■ Items from a figure collection:
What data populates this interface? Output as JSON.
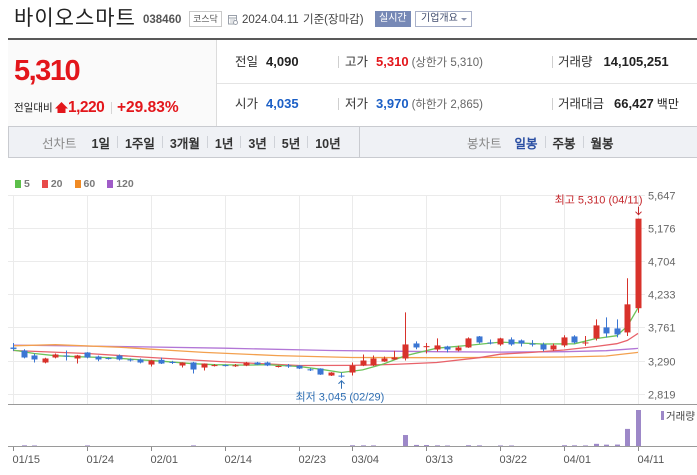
{
  "header": {
    "company_name": "바이오스마트",
    "stock_code": "038460",
    "market_badge": "코스닥",
    "date": "2024.04.11",
    "date_suffix": "기준(장마감)",
    "realtime_label": "실시간",
    "company_info_label": "기업개요"
  },
  "price": {
    "current": "5,310",
    "change_label": "전일대비",
    "change_amount": "1,220",
    "change_percent": "+29.83%",
    "direction": "up"
  },
  "stats": {
    "prev_close": {
      "label": "전일",
      "value": "4,090"
    },
    "high": {
      "label": "고가",
      "value": "5,310",
      "note": "(상한가 5,310)"
    },
    "volume": {
      "label": "거래량",
      "value": "14,105,251"
    },
    "open": {
      "label": "시가",
      "value": "4,035"
    },
    "low": {
      "label": "저가",
      "value": "3,970",
      "note": "(하한가 2,865)"
    },
    "trade_value": {
      "label": "거래대금",
      "value": "66,427",
      "unit": "백만"
    }
  },
  "tabs": {
    "line_chart_label": "선차트",
    "line_chart_periods": [
      "1일",
      "1주일",
      "3개월",
      "1년",
      "3년",
      "5년",
      "10년"
    ],
    "candle_chart_label": "봉차트",
    "candle_chart_periods": [
      "일봉",
      "주봉",
      "월봉"
    ],
    "active_candle_period": "일봉"
  },
  "colors": {
    "up": "#e3161b",
    "down": "#1b5fc6",
    "candle_up": "#d8322b",
    "candle_down": "#3b76d3",
    "volume_bar": "#9d88c8",
    "high_label": "#c4262b",
    "low_label": "#2e6eb3"
  },
  "chart_data": {
    "type": "candlestick",
    "title": "",
    "legend": [
      {
        "name": "5",
        "color": "#5cbf4a"
      },
      {
        "name": "20",
        "color": "#e84a4a"
      },
      {
        "name": "60",
        "color": "#f08a24"
      },
      {
        "name": "120",
        "color": "#a05cc8"
      }
    ],
    "ylim": [
      2819,
      5647
    ],
    "y_ticks": [
      5647,
      5176,
      4704,
      4233,
      3761,
      3290,
      2819
    ],
    "y_tick_labels": [
      "5,647",
      "5,176",
      "4,704",
      "4,233",
      "3,761",
      "3,290",
      "2,819"
    ],
    "x_ticks": [
      {
        "index": 0,
        "label": "01/15"
      },
      {
        "index": 7,
        "label": "01/24"
      },
      {
        "index": 13,
        "label": "02/01"
      },
      {
        "index": 20,
        "label": "02/14"
      },
      {
        "index": 27,
        "label": "02/23"
      },
      {
        "index": 32,
        "label": "03/04"
      },
      {
        "index": 39,
        "label": "03/13"
      },
      {
        "index": 46,
        "label": "03/22"
      },
      {
        "index": 52,
        "label": "04/01"
      },
      {
        "index": 59,
        "label": "04/11"
      }
    ],
    "candle_format": [
      "open",
      "high",
      "low",
      "close"
    ],
    "candles": [
      [
        3475,
        3540,
        3430,
        3455
      ],
      [
        3433,
        3450,
        3320,
        3333
      ],
      [
        3362,
        3390,
        3262,
        3305
      ],
      [
        3262,
        3330,
        3250,
        3319
      ],
      [
        3333,
        3390,
        3320,
        3376
      ],
      [
        3362,
        3433,
        3290,
        3347
      ],
      [
        3319,
        3370,
        3247,
        3362
      ],
      [
        3405,
        3410,
        3320,
        3333
      ],
      [
        3347,
        3360,
        3280,
        3305
      ],
      [
        3325,
        3335,
        3305,
        3315
      ],
      [
        3362,
        3376,
        3290,
        3305
      ],
      [
        3305,
        3320,
        3276,
        3295
      ],
      [
        3305,
        3319,
        3250,
        3262
      ],
      [
        3233,
        3300,
        3205,
        3290
      ],
      [
        3300,
        3333,
        3240,
        3247
      ],
      [
        3270,
        3285,
        3240,
        3255
      ],
      [
        3219,
        3265,
        3190,
        3262
      ],
      [
        3262,
        3270,
        3105,
        3162
      ],
      [
        3190,
        3250,
        3148,
        3247
      ],
      [
        3215,
        3240,
        3205,
        3225
      ],
      [
        3225,
        3235,
        3205,
        3215
      ],
      [
        3210,
        3240,
        3200,
        3222
      ],
      [
        3219,
        3270,
        3210,
        3262
      ],
      [
        3262,
        3270,
        3225,
        3233
      ],
      [
        3262,
        3275,
        3210,
        3219
      ],
      [
        3200,
        3220,
        3190,
        3212
      ],
      [
        3220,
        3240,
        3185,
        3205
      ],
      [
        3219,
        3225,
        3170,
        3176
      ],
      [
        3165,
        3180,
        3140,
        3150
      ],
      [
        3176,
        3180,
        3085,
        3090
      ],
      [
        3076,
        3125,
        3070,
        3119
      ],
      [
        3075,
        3119,
        3045,
        3062
      ],
      [
        3119,
        3262,
        3076,
        3219
      ],
      [
        3219,
        3376,
        3210,
        3290
      ],
      [
        3219,
        3362,
        3210,
        3319
      ],
      [
        3276,
        3347,
        3270,
        3319
      ],
      [
        3305,
        3430,
        3300,
        3333
      ],
      [
        3319,
        3976,
        3290,
        3519
      ],
      [
        3533,
        3562,
        3450,
        3476
      ],
      [
        3480,
        3540,
        3390,
        3495
      ],
      [
        3447,
        3605,
        3419,
        3505
      ],
      [
        3490,
        3500,
        3405,
        3447
      ],
      [
        3433,
        3500,
        3420,
        3476
      ],
      [
        3476,
        3620,
        3470,
        3605
      ],
      [
        3633,
        3640,
        3533,
        3547
      ],
      [
        3547,
        3590,
        3520,
        3533
      ],
      [
        3519,
        3615,
        3500,
        3605
      ],
      [
        3590,
        3620,
        3500,
        3519
      ],
      [
        3576,
        3590,
        3490,
        3533
      ],
      [
        3530,
        3580,
        3490,
        3520
      ],
      [
        3519,
        3545,
        3420,
        3447
      ],
      [
        3447,
        3533,
        3430,
        3505
      ],
      [
        3505,
        3650,
        3480,
        3619
      ],
      [
        3633,
        3650,
        3530,
        3547
      ],
      [
        3533,
        3640,
        3500,
        3547
      ],
      [
        3605,
        3876,
        3575,
        3790
      ],
      [
        3762,
        3904,
        3620,
        3676
      ],
      [
        3747,
        3876,
        3620,
        3662
      ],
      [
        3690,
        4462,
        3640,
        4090
      ],
      [
        4035,
        5310,
        3970,
        5310
      ]
    ],
    "volume": [
      180000,
      260000,
      210000,
      150000,
      170000,
      160000,
      190000,
      230000,
      140000,
      120000,
      150000,
      110000,
      160000,
      170000,
      140000,
      120000,
      130000,
      240000,
      150000,
      100000,
      90000,
      110000,
      130000,
      100000,
      120000,
      90000,
      100000,
      130000,
      110000,
      190000,
      140000,
      160000,
      280000,
      250000,
      230000,
      160000,
      190000,
      4300000,
      420000,
      380000,
      260000,
      200000,
      180000,
      300000,
      240000,
      170000,
      210000,
      200000,
      160000,
      130000,
      190000,
      170000,
      300000,
      260000,
      220000,
      850000,
      520000,
      560000,
      6700000,
      14105251
    ],
    "volume_legend": "거래량",
    "moving_averages": [
      {
        "period": 5,
        "color": "#6cc35a",
        "points": [
          [
            0,
            3440
          ],
          [
            2,
            3390
          ],
          [
            4,
            3358
          ],
          [
            6,
            3345
          ],
          [
            9,
            3332
          ],
          [
            12,
            3300
          ],
          [
            14,
            3280
          ],
          [
            17,
            3245
          ],
          [
            19,
            3230
          ],
          [
            22,
            3225
          ],
          [
            24,
            3230
          ],
          [
            27,
            3205
          ],
          [
            29,
            3167
          ],
          [
            31,
            3119
          ],
          [
            33,
            3156
          ],
          [
            35,
            3242
          ],
          [
            37,
            3356
          ],
          [
            40,
            3466
          ],
          [
            43,
            3506
          ],
          [
            46,
            3553
          ],
          [
            50,
            3525
          ],
          [
            53,
            3528
          ],
          [
            55,
            3602
          ],
          [
            57,
            3644
          ],
          [
            58,
            3780
          ],
          [
            59,
            4040
          ]
        ]
      },
      {
        "period": 20,
        "color": "#e8626a",
        "points": [
          [
            0,
            3433
          ],
          [
            7,
            3390
          ],
          [
            13,
            3333
          ],
          [
            20,
            3270
          ],
          [
            27,
            3219
          ],
          [
            32,
            3220
          ],
          [
            36,
            3235
          ],
          [
            40,
            3262
          ],
          [
            44,
            3330
          ],
          [
            46,
            3380
          ],
          [
            49,
            3405
          ],
          [
            52,
            3440
          ],
          [
            55,
            3490
          ],
          [
            57,
            3530
          ],
          [
            58,
            3576
          ],
          [
            59,
            3676
          ]
        ]
      },
      {
        "period": 60,
        "color": "#f3a04e",
        "points": [
          [
            0,
            3500
          ],
          [
            4,
            3515
          ],
          [
            10,
            3480
          ],
          [
            18,
            3405
          ],
          [
            25,
            3360
          ],
          [
            32,
            3333
          ],
          [
            40,
            3330
          ],
          [
            46,
            3335
          ],
          [
            52,
            3340
          ],
          [
            56,
            3355
          ],
          [
            59,
            3405
          ]
        ]
      },
      {
        "period": 120,
        "color": "#b276d6",
        "points": [
          [
            0,
            3510
          ],
          [
            10,
            3490
          ],
          [
            20,
            3465
          ],
          [
            30,
            3433
          ],
          [
            40,
            3415
          ],
          [
            46,
            3410
          ],
          [
            52,
            3415
          ],
          [
            56,
            3430
          ],
          [
            59,
            3462
          ]
        ]
      }
    ],
    "annotations": {
      "high": {
        "label": "최고 5,310 (04/11)",
        "index": 59,
        "price": 5310
      },
      "low": {
        "label": "최저 3,045 (02/29)",
        "index": 31,
        "price": 3045
      }
    }
  }
}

■ Work instructions: In the entries above, some lines may contain the string "index"; report how many, without additional comment.

■ Solution for this exercise: 12